- [原文来源]
□ □ □ □

HBase中scan的ReadType工作原理与PREAD和STREAM类型详解-开发者社区-阿里云

背景知识

Linux层面

linux对于文件的读取，提供了不同的函数，引用资料如下：

当对同一文件句柄（在Windows下）或是文件描述符（在Linux下）进行随机读写操作时，会存在文件指针的定位与读/写俩个步骤，但由于这不是一个原子操作，就可能产生如下问题：进程A对某文件先定位到 f1 处，然后被中断，然后进程B对同一文件定位到 f2 处，然后被中断，进程A再次执行，从文件的当前指针处开始读或是写，于是这便产生了不是期望的结果了。（这里要注意，对同一文件的俩次打开，得到的将是俩个不同的句柄或是描述符，所以不用担心这种情况会出问题）

解决办法：

　　在Linux下，pread函数就好像是专门为上面的问题服务的，它本身就是原子性的操作，定位文件指针与读操作一气呵成，而且读操作并不改变文件指针。

总体来说，常用的有seek()+read() 和 pread()这2种方式，优劣如下：
seek()+read()非线程安全，但由于利用了文件描述符所保存的文件指针，不需要每次读取时都去定位，因此读取效率较高，应用层面多线程访问时则需要做同步；
pread()是原子操作，线程安全，但由于每次都需要定位文件指针，所以读取效率较低；

Hdfs层面

hdfs基于linux的不同函数，提供了不同的实现，对应issue如下(https://issues.apache.org/jira/browse/HADOOP-519)：

HDFS File API should be extended to include positional read

HDFS Input streams should support positional read. Positional read (such as the pread syscall on linux) allows reading for a specified offset without affecting the current file offset. Since the underlying file state is not touched, pread can be used efficiently in multi-threaded programs.

Here is how I plan to implement it.

□ □ □ □

- [所列清单]
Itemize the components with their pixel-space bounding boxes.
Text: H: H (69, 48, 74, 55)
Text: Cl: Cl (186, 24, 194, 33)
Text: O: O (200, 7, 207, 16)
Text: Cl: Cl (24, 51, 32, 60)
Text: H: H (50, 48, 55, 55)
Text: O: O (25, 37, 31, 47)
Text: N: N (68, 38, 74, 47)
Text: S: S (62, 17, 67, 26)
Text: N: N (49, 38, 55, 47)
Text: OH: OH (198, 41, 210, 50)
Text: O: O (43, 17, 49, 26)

□ □ □ □

- [待办事项]
**a.** 能否把清单里的每一行原封不动地抄录一遍？
**b.** 能否从关于HBase读取方式的文章的最后一句之后接着往下写？
关于HBase读取方式的文章与清单之间毫无关联。

- [逐项结果]
**a.**
Itemize the components with their pixel-space bounding boxes.
Text: H: H (69, 48, 74, 55)
Text: Cl: Cl (186, 24, 194, 33)
Text: O: O (200, 7, 207, 16)
Text: Cl: Cl (24, 51, 32, 60)
Text: H: H (50, 48, 55, 55)
Text: O: O (25, 37, 31, 47)
Text: N: N (68, 38, 74, 47)
Text: S: S (62, 17, 67, 26)
Text: N: N (49, 38, 55, 47)
Text: OH: OH (198, 41, 210, 50)
Text: O: O (43, 17, 49, 26)

**b.**
Provide PositionedReadable interface, with the following methods:

int read(long position, byte[] buffer, int offset, int length);
void readFully(long position, byte[] buffer, int offset, int length);
void readFully(long position, byte[] buffer);

Abstract class FSInputStream would provide default implementation of the above methods using getPos(), seek() and read() methods. The default implementation is inefficient in multi-threaded programs since it locks the object while seeking, reading, and restoring to old state.

DFSClient.DFSInputStream, which extends FSInputStream will provide an efficient non-synchronized implementation for above calls.

In addition, FSDataInputStream, which is a wrapper around FSInputStream, will provide wrapper methods for above read methods as well.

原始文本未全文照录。